What the exercise asks >> Give the number of lines in the data that contain "合理性和设计深度", and nothing more.

Dataset items:
○ ○ ○ ○ ○

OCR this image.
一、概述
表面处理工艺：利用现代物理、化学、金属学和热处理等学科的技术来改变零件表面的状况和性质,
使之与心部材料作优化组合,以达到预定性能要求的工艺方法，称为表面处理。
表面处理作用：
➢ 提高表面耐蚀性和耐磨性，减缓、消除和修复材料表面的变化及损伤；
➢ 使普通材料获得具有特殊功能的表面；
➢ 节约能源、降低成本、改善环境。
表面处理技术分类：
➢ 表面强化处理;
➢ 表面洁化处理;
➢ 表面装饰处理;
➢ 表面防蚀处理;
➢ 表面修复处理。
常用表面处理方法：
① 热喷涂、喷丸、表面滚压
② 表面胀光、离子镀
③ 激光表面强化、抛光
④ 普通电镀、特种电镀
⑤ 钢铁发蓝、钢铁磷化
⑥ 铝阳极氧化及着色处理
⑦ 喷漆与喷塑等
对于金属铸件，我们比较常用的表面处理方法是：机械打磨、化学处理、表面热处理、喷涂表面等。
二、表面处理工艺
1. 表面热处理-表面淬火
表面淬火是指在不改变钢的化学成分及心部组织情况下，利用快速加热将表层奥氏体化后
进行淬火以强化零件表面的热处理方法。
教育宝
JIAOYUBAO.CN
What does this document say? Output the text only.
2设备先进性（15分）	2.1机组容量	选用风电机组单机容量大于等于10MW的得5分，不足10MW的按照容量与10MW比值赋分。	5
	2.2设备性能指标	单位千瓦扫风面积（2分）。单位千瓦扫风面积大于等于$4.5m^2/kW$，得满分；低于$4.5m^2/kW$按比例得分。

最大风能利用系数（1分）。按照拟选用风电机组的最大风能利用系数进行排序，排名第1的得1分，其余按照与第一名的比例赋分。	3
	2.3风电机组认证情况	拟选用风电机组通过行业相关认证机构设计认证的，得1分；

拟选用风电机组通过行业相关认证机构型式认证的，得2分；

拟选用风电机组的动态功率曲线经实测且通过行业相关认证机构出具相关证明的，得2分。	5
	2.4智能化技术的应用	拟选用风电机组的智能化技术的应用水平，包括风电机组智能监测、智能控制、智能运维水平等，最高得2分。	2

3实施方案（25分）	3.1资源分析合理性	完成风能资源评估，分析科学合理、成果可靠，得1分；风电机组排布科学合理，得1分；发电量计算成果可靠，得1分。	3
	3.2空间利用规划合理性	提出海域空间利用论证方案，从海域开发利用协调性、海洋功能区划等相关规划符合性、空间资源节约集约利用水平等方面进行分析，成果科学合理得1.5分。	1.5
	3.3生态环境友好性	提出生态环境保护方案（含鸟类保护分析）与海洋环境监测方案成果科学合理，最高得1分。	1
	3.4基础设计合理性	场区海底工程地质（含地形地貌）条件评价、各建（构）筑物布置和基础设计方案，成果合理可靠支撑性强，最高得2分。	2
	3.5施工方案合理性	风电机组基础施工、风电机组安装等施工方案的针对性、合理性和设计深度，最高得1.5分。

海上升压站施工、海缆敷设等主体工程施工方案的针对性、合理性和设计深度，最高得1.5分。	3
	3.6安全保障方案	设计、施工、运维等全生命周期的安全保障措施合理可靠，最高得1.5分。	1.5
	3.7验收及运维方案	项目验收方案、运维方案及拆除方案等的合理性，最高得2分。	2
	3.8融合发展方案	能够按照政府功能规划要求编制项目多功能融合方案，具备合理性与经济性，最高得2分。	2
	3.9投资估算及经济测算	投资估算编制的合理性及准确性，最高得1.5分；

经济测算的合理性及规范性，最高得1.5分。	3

○ ○ ○ ○ ○

Response >> 2